WHAT YOU SHOULD DO: The records that follow must be repeated exactly as they stand.

RECORDS FOR THIS EXERCISE:
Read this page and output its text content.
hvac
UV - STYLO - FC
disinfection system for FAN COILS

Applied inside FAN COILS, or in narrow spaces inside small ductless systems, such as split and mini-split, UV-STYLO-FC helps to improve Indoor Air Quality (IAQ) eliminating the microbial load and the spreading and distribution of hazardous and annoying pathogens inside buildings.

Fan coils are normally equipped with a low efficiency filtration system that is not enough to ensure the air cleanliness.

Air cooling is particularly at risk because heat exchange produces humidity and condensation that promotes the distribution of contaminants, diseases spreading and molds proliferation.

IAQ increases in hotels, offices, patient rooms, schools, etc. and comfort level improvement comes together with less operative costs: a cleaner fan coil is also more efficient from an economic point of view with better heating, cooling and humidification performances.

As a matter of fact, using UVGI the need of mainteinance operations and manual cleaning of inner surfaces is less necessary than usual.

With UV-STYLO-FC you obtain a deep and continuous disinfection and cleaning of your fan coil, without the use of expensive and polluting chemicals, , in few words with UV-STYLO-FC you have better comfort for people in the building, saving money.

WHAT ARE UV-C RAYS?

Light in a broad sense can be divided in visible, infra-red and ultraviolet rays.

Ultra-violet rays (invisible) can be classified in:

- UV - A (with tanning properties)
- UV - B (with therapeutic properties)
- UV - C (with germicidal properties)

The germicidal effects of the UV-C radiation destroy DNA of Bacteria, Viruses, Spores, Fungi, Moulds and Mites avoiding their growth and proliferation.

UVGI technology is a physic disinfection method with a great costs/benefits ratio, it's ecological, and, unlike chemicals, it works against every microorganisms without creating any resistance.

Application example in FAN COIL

ANSWER SPACE:
Read this page and output its text content.
hvac
UV - STYLO - FC
disinfection system for FAN COILS

Applied inside FAN COILS, or in narrow spaces inside small ductless systems, such as split and mini-split, UV-STYLO-FC helps to improve Indoor Air Quality (IAQ) eliminating the microbial load and the spreading and distribution of hazardous and annoying pathogens inside buildings.

Fan coils are normally equipped with a low efficiency filtration system that is not enough to ensure the air cleanliness.

Air cooling is particularly at risk because heat exchange produces humidity and condensation that promotes the distribution of contaminants, diseases spreading and molds proliferation.

IAQ increases in hotels, offices, patient rooms, schools, etc. and comfort level improvement comes together with less operative costs: a cleaner fan coil is also more efficient from an economic point of view with better heating, cooling and humidification performances.

As a matter of fact, using UVGI the need of mainteinance operations and manual cleaning of inner surfaces is less necessary than usual.

With UV-STYLO-FC you obtain a deep and continuous disinfection and cleaning of your fan coil, without the use of expensive and polluting chemicals, , in few words with UV-STYLO-FC you have better comfort for people in the building, saving money.

WHAT ARE UV-C RAYS?

Light in a broad sense can be divided in visible, infra-red and ultraviolet rays.

Ultra-violet rays (invisible) can be classified in:

- UV - A (with tanning properties)
- UV - B (with therapeutic properties)
- UV - C (with germicidal properties)

The germicidal effects of the UV-C radiation destroy DNA of Bacteria, Viruses, Spores, Fungi, Moulds and Mites avoiding their growth and proliferation.

UVGI technology is a physic disinfection method with a great costs/benefits ratio, it's ecological, and, unlike chemicals, it works against every microorganisms without creating any resistance.

Application example in FAN COIL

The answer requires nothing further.